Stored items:
----------------------------------------

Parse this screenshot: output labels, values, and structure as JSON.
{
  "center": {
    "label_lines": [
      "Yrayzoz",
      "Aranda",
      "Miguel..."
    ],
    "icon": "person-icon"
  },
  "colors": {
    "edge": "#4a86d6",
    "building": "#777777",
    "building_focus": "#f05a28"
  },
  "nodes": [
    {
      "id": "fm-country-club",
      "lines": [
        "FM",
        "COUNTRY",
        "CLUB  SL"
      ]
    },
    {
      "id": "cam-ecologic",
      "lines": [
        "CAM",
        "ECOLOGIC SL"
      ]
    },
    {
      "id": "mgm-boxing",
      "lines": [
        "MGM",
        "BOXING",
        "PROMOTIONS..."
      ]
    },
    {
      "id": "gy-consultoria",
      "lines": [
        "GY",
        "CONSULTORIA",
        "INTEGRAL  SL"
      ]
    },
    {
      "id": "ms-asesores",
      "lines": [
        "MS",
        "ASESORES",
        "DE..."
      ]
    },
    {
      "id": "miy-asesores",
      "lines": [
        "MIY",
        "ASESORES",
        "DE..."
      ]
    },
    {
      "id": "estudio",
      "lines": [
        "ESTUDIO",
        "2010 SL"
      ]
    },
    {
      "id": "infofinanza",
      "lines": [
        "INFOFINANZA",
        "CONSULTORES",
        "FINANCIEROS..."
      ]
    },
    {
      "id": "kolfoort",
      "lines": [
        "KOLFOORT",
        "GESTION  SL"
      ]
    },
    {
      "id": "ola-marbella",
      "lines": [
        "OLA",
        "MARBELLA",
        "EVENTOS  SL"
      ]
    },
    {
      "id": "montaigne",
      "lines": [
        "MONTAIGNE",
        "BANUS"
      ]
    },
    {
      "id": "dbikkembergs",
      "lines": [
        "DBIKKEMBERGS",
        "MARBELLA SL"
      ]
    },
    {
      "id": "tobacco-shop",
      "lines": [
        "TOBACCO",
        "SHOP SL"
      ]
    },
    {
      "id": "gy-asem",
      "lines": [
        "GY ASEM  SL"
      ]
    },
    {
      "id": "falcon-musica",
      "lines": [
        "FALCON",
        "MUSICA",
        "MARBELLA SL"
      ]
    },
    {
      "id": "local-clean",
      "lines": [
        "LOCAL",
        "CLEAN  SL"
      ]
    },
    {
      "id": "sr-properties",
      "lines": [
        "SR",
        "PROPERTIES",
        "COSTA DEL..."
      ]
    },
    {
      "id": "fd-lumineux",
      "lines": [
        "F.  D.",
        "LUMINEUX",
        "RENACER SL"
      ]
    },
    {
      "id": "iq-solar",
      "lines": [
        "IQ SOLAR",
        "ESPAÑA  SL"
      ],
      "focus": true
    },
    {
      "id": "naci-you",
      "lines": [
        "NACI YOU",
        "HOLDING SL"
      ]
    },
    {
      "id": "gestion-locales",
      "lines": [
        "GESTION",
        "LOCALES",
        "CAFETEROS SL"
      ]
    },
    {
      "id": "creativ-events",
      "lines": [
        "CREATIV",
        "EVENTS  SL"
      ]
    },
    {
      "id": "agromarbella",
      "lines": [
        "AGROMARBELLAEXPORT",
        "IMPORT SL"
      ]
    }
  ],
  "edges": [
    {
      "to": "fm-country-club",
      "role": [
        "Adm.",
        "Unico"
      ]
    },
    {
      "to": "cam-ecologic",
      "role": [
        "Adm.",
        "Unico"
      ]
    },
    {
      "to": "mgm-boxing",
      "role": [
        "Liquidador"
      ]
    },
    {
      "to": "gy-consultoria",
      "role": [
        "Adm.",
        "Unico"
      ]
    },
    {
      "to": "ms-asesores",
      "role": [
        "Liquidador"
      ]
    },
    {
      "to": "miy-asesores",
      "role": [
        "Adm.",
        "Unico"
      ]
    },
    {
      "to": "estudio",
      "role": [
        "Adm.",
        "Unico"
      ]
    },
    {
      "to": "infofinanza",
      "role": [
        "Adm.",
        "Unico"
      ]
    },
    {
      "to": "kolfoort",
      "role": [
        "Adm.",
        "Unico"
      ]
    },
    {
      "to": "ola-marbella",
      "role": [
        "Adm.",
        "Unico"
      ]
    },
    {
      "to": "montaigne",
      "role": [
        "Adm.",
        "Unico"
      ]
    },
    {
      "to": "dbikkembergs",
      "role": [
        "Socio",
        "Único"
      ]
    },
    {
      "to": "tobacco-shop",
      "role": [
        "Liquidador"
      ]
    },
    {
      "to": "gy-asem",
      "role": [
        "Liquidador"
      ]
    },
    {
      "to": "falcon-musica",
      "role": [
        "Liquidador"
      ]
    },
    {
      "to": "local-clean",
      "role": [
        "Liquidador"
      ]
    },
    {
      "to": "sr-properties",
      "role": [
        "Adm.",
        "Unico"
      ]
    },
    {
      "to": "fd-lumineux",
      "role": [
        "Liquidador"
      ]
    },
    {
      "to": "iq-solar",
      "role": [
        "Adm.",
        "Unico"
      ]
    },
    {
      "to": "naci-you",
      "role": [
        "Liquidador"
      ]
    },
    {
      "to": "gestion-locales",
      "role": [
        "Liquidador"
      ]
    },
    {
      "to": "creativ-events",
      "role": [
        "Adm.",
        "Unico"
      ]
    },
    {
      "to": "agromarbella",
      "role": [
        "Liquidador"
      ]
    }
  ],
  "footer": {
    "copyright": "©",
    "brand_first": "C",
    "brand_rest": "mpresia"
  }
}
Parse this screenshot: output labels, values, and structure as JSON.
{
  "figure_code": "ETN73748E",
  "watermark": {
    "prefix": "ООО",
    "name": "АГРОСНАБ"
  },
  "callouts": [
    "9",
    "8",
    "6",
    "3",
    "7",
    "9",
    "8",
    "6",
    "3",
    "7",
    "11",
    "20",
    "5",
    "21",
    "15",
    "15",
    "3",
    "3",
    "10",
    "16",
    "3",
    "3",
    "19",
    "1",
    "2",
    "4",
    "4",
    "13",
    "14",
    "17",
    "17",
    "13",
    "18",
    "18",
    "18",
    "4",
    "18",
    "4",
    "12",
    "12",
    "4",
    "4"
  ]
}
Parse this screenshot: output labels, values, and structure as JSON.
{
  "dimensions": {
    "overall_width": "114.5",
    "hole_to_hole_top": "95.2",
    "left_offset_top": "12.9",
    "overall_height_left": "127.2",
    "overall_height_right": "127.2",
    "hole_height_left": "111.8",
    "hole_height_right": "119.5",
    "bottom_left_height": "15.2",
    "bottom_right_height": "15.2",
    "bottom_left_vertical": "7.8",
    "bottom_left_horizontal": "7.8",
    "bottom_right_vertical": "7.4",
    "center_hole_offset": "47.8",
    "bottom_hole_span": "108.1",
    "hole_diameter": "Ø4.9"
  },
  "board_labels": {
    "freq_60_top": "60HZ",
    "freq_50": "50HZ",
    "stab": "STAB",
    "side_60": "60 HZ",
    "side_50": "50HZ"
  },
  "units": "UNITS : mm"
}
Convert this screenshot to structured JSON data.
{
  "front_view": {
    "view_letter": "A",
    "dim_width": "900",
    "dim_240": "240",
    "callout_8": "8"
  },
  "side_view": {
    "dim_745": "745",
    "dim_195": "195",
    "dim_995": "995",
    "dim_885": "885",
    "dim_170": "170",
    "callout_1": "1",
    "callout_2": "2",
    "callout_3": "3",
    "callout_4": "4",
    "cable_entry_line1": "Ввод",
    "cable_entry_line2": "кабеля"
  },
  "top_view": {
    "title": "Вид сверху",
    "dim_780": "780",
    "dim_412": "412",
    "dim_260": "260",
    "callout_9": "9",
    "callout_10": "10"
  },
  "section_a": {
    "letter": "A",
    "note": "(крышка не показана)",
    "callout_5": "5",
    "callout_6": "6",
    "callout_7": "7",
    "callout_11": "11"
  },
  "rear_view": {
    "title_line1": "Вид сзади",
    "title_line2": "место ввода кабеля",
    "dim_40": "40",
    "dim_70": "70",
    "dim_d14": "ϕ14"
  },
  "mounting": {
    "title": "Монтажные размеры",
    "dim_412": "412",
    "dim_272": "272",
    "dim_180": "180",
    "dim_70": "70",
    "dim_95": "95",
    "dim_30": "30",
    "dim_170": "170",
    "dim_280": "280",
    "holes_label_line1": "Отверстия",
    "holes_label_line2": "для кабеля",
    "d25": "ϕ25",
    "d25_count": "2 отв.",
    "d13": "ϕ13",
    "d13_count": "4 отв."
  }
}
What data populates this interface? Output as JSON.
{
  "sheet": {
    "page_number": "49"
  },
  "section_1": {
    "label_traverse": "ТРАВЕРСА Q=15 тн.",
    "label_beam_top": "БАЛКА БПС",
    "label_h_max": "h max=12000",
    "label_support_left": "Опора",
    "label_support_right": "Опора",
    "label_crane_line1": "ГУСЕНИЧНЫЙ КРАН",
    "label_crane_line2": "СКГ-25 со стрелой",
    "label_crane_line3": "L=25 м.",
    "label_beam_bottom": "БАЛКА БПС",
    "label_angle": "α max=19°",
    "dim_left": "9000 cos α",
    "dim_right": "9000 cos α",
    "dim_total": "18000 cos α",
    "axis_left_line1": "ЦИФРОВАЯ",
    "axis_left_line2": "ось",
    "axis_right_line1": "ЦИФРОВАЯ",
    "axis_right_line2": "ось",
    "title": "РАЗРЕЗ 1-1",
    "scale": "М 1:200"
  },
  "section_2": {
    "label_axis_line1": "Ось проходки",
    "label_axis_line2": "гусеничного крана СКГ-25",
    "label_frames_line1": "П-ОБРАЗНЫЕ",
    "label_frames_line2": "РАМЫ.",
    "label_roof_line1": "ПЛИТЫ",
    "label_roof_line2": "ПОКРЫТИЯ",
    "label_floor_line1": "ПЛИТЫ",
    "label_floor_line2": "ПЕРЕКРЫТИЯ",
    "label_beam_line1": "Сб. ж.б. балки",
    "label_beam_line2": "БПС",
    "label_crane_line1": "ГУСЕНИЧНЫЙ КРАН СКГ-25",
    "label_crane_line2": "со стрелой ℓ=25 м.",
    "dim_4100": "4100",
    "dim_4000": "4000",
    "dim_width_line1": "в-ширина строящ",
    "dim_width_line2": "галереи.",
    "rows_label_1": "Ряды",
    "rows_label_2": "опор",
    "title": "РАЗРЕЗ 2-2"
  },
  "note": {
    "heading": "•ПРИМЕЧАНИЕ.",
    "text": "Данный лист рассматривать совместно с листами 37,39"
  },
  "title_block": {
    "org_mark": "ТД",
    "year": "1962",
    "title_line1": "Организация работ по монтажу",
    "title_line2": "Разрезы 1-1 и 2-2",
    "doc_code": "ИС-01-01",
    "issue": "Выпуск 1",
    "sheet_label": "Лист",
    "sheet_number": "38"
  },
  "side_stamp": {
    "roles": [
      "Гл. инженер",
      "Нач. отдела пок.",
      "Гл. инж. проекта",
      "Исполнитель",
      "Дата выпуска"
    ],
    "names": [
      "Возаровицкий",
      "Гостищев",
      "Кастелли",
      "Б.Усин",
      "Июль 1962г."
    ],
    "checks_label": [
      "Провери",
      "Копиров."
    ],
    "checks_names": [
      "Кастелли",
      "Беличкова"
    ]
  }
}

----------------------------------------

Do this ▸
Using the listing above, gather each line that holds the string "ПЛИТЫ" and copy it.

Reply to the task ▸
    "label_roof_line1": "ПЛИТЫ",
    "label_floor_line1": "ПЛИТЫ",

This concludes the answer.